═══ Data in this exercise ═══

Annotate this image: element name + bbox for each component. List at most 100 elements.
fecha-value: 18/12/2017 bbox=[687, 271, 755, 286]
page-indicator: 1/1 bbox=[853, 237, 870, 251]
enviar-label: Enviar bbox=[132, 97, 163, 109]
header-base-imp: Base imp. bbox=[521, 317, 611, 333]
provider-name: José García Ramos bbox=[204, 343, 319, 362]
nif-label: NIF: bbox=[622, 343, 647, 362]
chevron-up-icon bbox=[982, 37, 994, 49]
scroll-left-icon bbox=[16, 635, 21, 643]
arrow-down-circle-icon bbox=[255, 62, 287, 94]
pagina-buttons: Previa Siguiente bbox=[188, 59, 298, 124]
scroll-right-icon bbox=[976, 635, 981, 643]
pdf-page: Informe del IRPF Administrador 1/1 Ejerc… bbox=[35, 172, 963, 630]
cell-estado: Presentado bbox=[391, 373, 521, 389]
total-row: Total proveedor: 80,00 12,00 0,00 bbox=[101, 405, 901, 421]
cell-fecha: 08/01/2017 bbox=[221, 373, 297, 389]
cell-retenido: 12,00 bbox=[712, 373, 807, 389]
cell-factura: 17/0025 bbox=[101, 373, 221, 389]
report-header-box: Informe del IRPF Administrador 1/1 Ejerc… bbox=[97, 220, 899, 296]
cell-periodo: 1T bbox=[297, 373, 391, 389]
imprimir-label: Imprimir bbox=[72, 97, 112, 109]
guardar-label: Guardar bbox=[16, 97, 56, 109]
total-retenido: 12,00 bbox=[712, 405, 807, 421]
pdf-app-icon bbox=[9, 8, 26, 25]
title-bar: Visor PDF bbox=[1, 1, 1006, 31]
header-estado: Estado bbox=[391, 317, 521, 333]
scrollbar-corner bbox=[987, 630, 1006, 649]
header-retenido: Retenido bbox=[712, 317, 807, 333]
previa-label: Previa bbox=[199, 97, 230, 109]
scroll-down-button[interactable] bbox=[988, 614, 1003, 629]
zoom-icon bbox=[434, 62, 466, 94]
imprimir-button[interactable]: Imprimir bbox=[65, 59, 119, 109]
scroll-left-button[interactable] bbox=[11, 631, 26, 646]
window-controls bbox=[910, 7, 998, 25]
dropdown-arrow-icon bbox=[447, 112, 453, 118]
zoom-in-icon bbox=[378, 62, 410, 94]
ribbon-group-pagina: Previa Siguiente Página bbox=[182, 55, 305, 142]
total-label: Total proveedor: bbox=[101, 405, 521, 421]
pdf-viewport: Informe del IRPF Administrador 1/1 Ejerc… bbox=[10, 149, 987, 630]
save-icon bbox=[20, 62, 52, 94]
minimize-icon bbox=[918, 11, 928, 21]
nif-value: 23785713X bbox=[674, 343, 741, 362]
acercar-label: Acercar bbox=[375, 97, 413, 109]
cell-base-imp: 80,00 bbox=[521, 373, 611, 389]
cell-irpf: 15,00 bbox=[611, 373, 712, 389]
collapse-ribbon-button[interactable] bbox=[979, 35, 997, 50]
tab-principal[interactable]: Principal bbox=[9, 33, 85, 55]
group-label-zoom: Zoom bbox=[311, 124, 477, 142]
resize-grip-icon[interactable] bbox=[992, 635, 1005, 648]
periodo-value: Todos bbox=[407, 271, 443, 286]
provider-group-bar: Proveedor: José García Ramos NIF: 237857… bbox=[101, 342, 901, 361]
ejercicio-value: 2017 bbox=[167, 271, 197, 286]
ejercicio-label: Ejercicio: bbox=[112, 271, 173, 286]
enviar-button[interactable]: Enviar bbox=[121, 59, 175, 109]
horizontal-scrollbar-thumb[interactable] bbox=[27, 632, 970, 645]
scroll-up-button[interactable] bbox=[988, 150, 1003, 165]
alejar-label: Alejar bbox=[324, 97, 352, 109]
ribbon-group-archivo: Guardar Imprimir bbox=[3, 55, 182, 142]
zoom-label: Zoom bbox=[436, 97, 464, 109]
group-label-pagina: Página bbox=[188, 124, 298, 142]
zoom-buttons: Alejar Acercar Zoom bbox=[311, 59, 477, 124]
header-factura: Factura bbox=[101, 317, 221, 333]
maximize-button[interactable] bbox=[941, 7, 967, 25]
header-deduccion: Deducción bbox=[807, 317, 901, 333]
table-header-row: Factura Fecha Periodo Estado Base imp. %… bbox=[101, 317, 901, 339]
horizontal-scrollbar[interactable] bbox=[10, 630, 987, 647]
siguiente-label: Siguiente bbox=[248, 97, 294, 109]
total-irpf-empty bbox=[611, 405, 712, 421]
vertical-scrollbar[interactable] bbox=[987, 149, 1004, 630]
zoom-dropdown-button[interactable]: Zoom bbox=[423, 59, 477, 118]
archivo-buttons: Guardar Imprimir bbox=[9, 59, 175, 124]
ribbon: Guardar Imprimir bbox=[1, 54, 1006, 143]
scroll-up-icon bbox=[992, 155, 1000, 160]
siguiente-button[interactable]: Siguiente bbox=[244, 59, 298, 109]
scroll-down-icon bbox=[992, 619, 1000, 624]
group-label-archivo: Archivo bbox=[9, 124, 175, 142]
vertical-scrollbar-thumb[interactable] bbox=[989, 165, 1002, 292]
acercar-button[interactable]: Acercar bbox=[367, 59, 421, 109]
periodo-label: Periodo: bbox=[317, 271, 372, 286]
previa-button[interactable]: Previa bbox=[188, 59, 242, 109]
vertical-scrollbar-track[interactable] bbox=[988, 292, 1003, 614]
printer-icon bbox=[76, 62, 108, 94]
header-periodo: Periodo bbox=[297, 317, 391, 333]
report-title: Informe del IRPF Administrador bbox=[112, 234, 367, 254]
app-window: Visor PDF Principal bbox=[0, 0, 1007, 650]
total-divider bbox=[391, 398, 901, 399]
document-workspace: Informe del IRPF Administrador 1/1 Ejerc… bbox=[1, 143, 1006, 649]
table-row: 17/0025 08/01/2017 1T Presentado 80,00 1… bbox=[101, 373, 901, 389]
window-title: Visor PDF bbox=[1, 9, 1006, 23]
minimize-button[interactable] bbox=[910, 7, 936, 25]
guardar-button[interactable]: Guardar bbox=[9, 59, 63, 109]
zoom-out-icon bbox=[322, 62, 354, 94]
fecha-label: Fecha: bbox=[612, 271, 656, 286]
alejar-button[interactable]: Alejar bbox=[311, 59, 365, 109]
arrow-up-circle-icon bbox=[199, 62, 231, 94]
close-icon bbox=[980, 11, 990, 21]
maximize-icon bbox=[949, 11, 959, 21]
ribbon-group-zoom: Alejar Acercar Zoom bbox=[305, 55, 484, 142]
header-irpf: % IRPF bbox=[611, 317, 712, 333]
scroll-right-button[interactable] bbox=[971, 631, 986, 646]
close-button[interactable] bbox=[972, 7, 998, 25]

═══

*What is needed:* Reproduce every row above verbatim, with no character changed, added, or omitted.

*Answer to this exercise:*
Annotate this image: element name + bbox for each component. List at most 100 elements.
fecha-value: 18/12/2017 bbox=[687, 271, 755, 286]
page-indicator: 1/1 bbox=[853, 237, 870, 251]
enviar-label: Enviar bbox=[132, 97, 163, 109]
header-base-imp: Base imp. bbox=[521, 317, 611, 333]
provider-name: José García Ramos bbox=[204, 343, 319, 362]
nif-label: NIF: bbox=[622, 343, 647, 362]
chevron-up-icon bbox=[982, 37, 994, 49]
scroll-left-icon bbox=[16, 635, 21, 643]
arrow-down-circle-icon bbox=[255, 62, 287, 94]
pagina-buttons: Previa Siguiente bbox=[188, 59, 298, 124]
scroll-right-icon bbox=[976, 635, 981, 643]
pdf-page: Informe del IRPF Administrador 1/1 Ejerc… bbox=[35, 172, 963, 630]
cell-estado: Presentado bbox=[391, 373, 521, 389]
total-row: Total proveedor: 80,00 12,00 0,00 bbox=[101, 405, 901, 421]
cell-fecha: 08/01/2017 bbox=[221, 373, 297, 389]
cell-retenido: 12,00 bbox=[712, 373, 807, 389]
cell-factura: 17/0025 bbox=[101, 373, 221, 389]
report-header-box: Informe del IRPF Administrador 1/1 Ejerc… bbox=[97, 220, 899, 296]
cell-periodo: 1T bbox=[297, 373, 391, 389]
imprimir-label: Imprimir bbox=[72, 97, 112, 109]
guardar-label: Guardar bbox=[16, 97, 56, 109]
total-retenido: 12,00 bbox=[712, 405, 807, 421]
pdf-app-icon bbox=[9, 8, 26, 25]
title-bar: Visor PDF bbox=[1, 1, 1006, 31]
header-estado: Estado bbox=[391, 317, 521, 333]
scrollbar-corner bbox=[987, 630, 1006, 649]
header-retenido: Retenido bbox=[712, 317, 807, 333]
previa-label: Previa bbox=[199, 97, 230, 109]
scroll-down-button[interactable] bbox=[988, 614, 1003, 629]
zoom-icon bbox=[434, 62, 466, 94]
imprimir-button[interactable]: Imprimir bbox=[65, 59, 119, 109]
scroll-left-button[interactable] bbox=[11, 631, 26, 646]
window-controls bbox=[910, 7, 998, 25]
dropdown-arrow-icon bbox=[447, 112, 453, 118]
zoom-in-icon bbox=[378, 62, 410, 94]
ribbon-group-pagina: Previa Siguiente Página bbox=[182, 55, 305, 142]
total-label: Total proveedor: bbox=[101, 405, 521, 421]
pdf-viewport: Informe del IRPF Administrador 1/1 Ejerc… bbox=[10, 149, 987, 630]
save-icon bbox=[20, 62, 52, 94]
minimize-icon bbox=[918, 11, 928, 21]
nif-value: 23785713X bbox=[674, 343, 741, 362]
acercar-label: Acercar bbox=[375, 97, 413, 109]
cell-base-imp: 80,00 bbox=[521, 373, 611, 389]
cell-irpf: 15,00 bbox=[611, 373, 712, 389]
collapse-ribbon-button[interactable] bbox=[979, 35, 997, 50]
tab-principal[interactable]: Principal bbox=[9, 33, 85, 55]
group-label-zoom: Zoom bbox=[311, 124, 477, 142]
resize-grip-icon[interactable] bbox=[992, 635, 1005, 648]
periodo-value: Todos bbox=[407, 271, 443, 286]
provider-group-bar: Proveedor: José García Ramos NIF: 237857… bbox=[101, 342, 901, 361]
ejercicio-value: 2017 bbox=[167, 271, 197, 286]
ejercicio-label: Ejercicio: bbox=[112, 271, 173, 286]
enviar-button[interactable]: Enviar bbox=[121, 59, 175, 109]
horizontal-scrollbar-thumb[interactable] bbox=[27, 632, 970, 645]
scroll-up-button[interactable] bbox=[988, 150, 1003, 165]
alejar-label: Alejar bbox=[324, 97, 352, 109]
ribbon-group-archivo: Guardar Imprimir bbox=[3, 55, 182, 142]
zoom-label: Zoom bbox=[436, 97, 464, 109]
group-label-pagina: Página bbox=[188, 124, 298, 142]
zoom-buttons: Alejar Acercar Zoom bbox=[311, 59, 477, 124]
header-factura: Factura bbox=[101, 317, 221, 333]
maximize-button[interactable] bbox=[941, 7, 967, 25]
header-deduccion: Deducción bbox=[807, 317, 901, 333]
table-header-row: Factura Fecha Periodo Estado Base imp. %… bbox=[101, 317, 901, 339]
horizontal-scrollbar[interactable] bbox=[10, 630, 987, 647]
siguiente-label: Siguiente bbox=[248, 97, 294, 109]
total-irpf-empty bbox=[611, 405, 712, 421]
vertical-scrollbar[interactable] bbox=[987, 149, 1004, 630]
zoom-dropdown-button[interactable]: Zoom bbox=[423, 59, 477, 118]
archivo-buttons: Guardar Imprimir bbox=[9, 59, 175, 124]
ribbon: Guardar Imprimir bbox=[1, 54, 1006, 143]
scroll-up-icon bbox=[992, 155, 1000, 160]
siguiente-button[interactable]: Siguiente bbox=[244, 59, 298, 109]
scroll-down-icon bbox=[992, 619, 1000, 624]
group-label-archivo: Archivo bbox=[9, 124, 175, 142]
vertical-scrollbar-thumb[interactable] bbox=[989, 165, 1002, 292]
acercar-button[interactable]: Acercar bbox=[367, 59, 421, 109]
periodo-label: Periodo: bbox=[317, 271, 372, 286]
previa-button[interactable]: Previa bbox=[188, 59, 242, 109]
vertical-scrollbar-track[interactable] bbox=[988, 292, 1003, 614]
printer-icon bbox=[76, 62, 108, 94]
header-periodo: Periodo bbox=[297, 317, 391, 333]
report-title: Informe del IRPF Administrador bbox=[112, 234, 367, 254]
app-window: Visor PDF Principal bbox=[0, 0, 1007, 650]
total-divider bbox=[391, 398, 901, 399]
document-workspace: Informe del IRPF Administrador 1/1 Ejerc… bbox=[1, 143, 1006, 649]
table-row: 17/0025 08/01/2017 1T Presentado 80,00 1… bbox=[101, 373, 901, 389]
window-title: Visor PDF bbox=[1, 9, 1006, 23]
minimize-button[interactable] bbox=[910, 7, 936, 25]
guardar-button[interactable]: Guardar bbox=[9, 59, 63, 109]
zoom-out-icon bbox=[322, 62, 354, 94]
fecha-label: Fecha: bbox=[612, 271, 656, 286]
alejar-button[interactable]: Alejar bbox=[311, 59, 365, 109]
arrow-up-circle-icon bbox=[199, 62, 231, 94]
close-icon bbox=[980, 11, 990, 21]
maximize-icon bbox=[949, 11, 959, 21]
ribbon-group-zoom: Alejar Acercar Zoom bbox=[305, 55, 484, 142]
header-irpf: % IRPF bbox=[611, 317, 712, 333]
scroll-right-button[interactable] bbox=[971, 631, 986, 646]
close-button[interactable] bbox=[972, 7, 998, 25]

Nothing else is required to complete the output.